__Data for the task__.
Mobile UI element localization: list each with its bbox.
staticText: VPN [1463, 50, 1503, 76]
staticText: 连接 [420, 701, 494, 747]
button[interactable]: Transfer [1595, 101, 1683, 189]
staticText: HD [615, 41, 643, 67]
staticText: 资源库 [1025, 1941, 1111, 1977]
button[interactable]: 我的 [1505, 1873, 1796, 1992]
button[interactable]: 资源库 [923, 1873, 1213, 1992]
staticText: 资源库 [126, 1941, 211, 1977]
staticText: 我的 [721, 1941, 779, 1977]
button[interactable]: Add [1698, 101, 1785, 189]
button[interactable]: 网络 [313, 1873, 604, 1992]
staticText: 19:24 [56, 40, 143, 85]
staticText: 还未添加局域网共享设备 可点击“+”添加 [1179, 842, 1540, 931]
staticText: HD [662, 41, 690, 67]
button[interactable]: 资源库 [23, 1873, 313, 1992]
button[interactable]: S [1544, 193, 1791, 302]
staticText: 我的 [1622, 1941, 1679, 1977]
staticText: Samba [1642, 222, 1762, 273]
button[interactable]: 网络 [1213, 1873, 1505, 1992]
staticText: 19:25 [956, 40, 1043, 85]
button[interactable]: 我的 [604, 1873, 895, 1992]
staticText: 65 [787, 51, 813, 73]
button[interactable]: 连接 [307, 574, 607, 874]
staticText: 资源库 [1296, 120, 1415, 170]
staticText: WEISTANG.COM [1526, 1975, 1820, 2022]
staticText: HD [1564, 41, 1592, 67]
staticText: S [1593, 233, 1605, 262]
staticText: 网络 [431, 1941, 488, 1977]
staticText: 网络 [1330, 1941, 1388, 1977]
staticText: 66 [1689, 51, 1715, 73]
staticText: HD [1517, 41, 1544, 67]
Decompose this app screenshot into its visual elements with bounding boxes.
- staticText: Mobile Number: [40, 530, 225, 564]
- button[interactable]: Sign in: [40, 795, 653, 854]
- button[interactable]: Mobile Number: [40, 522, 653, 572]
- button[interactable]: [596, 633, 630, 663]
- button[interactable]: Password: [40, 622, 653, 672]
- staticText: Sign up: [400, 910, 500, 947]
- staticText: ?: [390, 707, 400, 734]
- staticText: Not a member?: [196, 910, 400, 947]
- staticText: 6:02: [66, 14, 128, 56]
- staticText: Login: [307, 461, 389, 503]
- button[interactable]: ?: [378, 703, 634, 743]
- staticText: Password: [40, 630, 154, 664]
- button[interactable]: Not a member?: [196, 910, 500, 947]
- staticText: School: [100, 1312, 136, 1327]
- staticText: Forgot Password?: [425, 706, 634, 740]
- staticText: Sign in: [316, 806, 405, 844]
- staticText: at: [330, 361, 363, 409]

__Prompt__. Convert every line of the data above into a JSON list of strings, with one string for each line and any blank lines left out.

__Answer to this task__.
[
  "Mobile UI element localization: list each with its bbox.",
  "staticText: VPN [1463, 50, 1503, 76]",
  "staticText: 连接 [420, 701, 494, 747]",
  "button[interactable]: Transfer [1595, 101, 1683, 189]",
  "staticText: HD [615, 41, 643, 67]",
  "staticText: 资源库 [1025, 1941, 1111, 1977]",
  "button[interactable]: 我的 [1505, 1873, 1796, 1992]",
  "button[interactable]: 资源库 [923, 1873, 1213, 1992]",
  "staticText: 资源库 [126, 1941, 211, 1977]",
  "staticText: 我的 [721, 1941, 779, 1977]",
  "button[interactable]: Add [1698, 101, 1785, 189]",
  "button[interactable]: 网络 [313, 1873, 604, 1992]",
  "staticText: 19:24 [56, 40, 143, 85]",
  "staticText: 还未添加局域网共享设备 可点击“+”添加 [1179, 842, 1540, 931]",
  "staticText: HD [662, 41, 690, 67]",
  "button[interactable]: 资源库 [23, 1873, 313, 1992]",
  "button[interactable]: S [1544, 193, 1791, 302]",
  "staticText: 我的 [1622, 1941, 1679, 1977]",
  "staticText: Samba [1642, 222, 1762, 273]",
  "button[interactable]: 网络 [1213, 1873, 1505, 1992]",
  "staticText: 19:25 [956, 40, 1043, 85]",
  "button[interactable]: 我的 [604, 1873, 895, 1992]",
  "staticText: 65 [787, 51, 813, 73]",
  "button[interactable]: 连接 [307, 574, 607, 874]",
  "staticText: 资源库 [1296, 120, 1415, 170]",
  "staticText: WEISTANG.COM [1526, 1975, 1820, 2022]",
  "staticText: HD [1564, 41, 1592, 67]",
  "staticText: S [1593, 233, 1605, 262]",
  "staticText: 网络 [431, 1941, 488, 1977]",
  "staticText: 网络 [1330, 1941, 1388, 1977]",
  "staticText: 66 [1689, 51, 1715, 73]",
  "staticText: HD [1517, 41, 1544, 67]",
  "Decompose this app screenshot into its visual elements with bounding boxes.",
  "- staticText: Mobile Number: [40, 530, 225, 564]",
  "- button[interactable]: Sign in: [40, 795, 653, 854]",
  "- button[interactable]: Mobile Number: [40, 522, 653, 572]",
  "- button[interactable]: [596, 633, 630, 663]",
  "- button[interactable]: Password: [40, 622, 653, 672]",
  "- staticText: Sign up: [400, 910, 500, 947]",
  "- staticText: ?: [390, 707, 400, 734]",
  "- staticText: Not a member?: [196, 910, 400, 947]",
  "- staticText: 6:02: [66, 14, 128, 56]",
  "- staticText: Login: [307, 461, 389, 503]",
  "- button[interactable]: ?: [378, 703, 634, 743]",
  "- staticText: Password: [40, 630, 154, 664]",
  "- button[interactable]: Not a member?: [196, 910, 500, 947]",
  "- staticText: School: [100, 1312, 136, 1327]",
  "- staticText: Forgot Password?: [425, 706, 634, 740]",
  "- staticText: Sign in: [316, 806, 405, 844]",
  "- staticText: at: [330, 361, 363, 409]"
]